Check every line of the entries that follow, and copy the ones containing "Hint".

→ **Given entries**:
☆ ☆ ☆ ☆ ☆

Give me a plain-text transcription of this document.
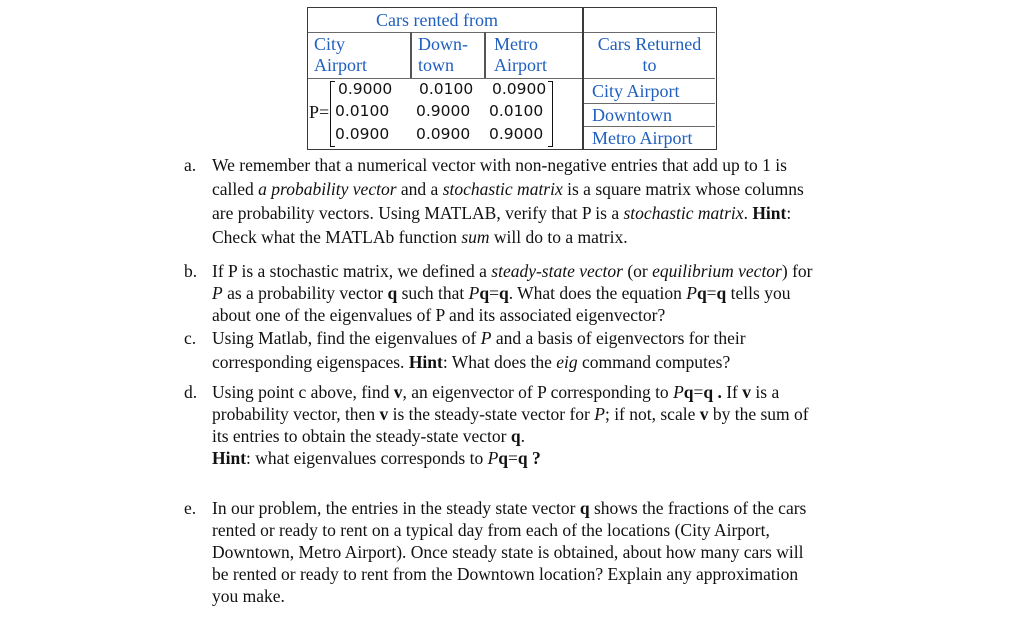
Cars rented from
City
Airport
Down-
town
Metro
Airport
Cars Returned
to
P=
0.9000 0.0100 0.0900
0.0100 0.9000 0.0100
0.0900 0.0900 0.9000
City Airport
Downtown
Metro Airport
a. We remember that a numerical vector with non-negative entries that add up to 1 is
called a probability vector and a stochastic matrix is a square matrix whose columns
are probability vectors. Using MATLAB, verify that P is a stochastic matrix. Hint:
Check what the MATLAb function sum will do to a matrix.
b. If P is a stochastic matrix, we defined a steady-state vector (or equilibrium vector) for
P as a probability vector q such that Pq=q. What does the equation Pq=q tells you
about one of the eigenvalues of P and its associated eigenvector?
c. Using Matlab, find the eigenvalues of P and a basis of eigenvectors for their
corresponding eigenspaces. Hint: What does the eig command computes?
d. Using point c above, find v, an eigenvector of P corresponding to Pq=q . If v is a
probability vector, then v is the steady-state vector for P; if not, scale v by the sum of
its entries to obtain the steady-state vector q.
Hint: what eigenvalues corresponds to Pq=q ?
e. In our problem, the entries in the steady state vector q shows the fractions of the cars
rented or ready to rent on a typical day from each of the locations (City Airport,
Downtown, Metro Airport). Once steady state is obtained, about how many cars will
be rented or ready to rent from the Downtown location? Explain any approximation
you make.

☆ ☆ ☆ ☆ ☆

→ **Task output**:
are probability vectors. Using MATLAB, verify that P is a stochastic matrix. Hint:
corresponding eigenspaces. Hint: What does the eig command computes?
Hint: what eigenvalues corresponds to Pq=q ?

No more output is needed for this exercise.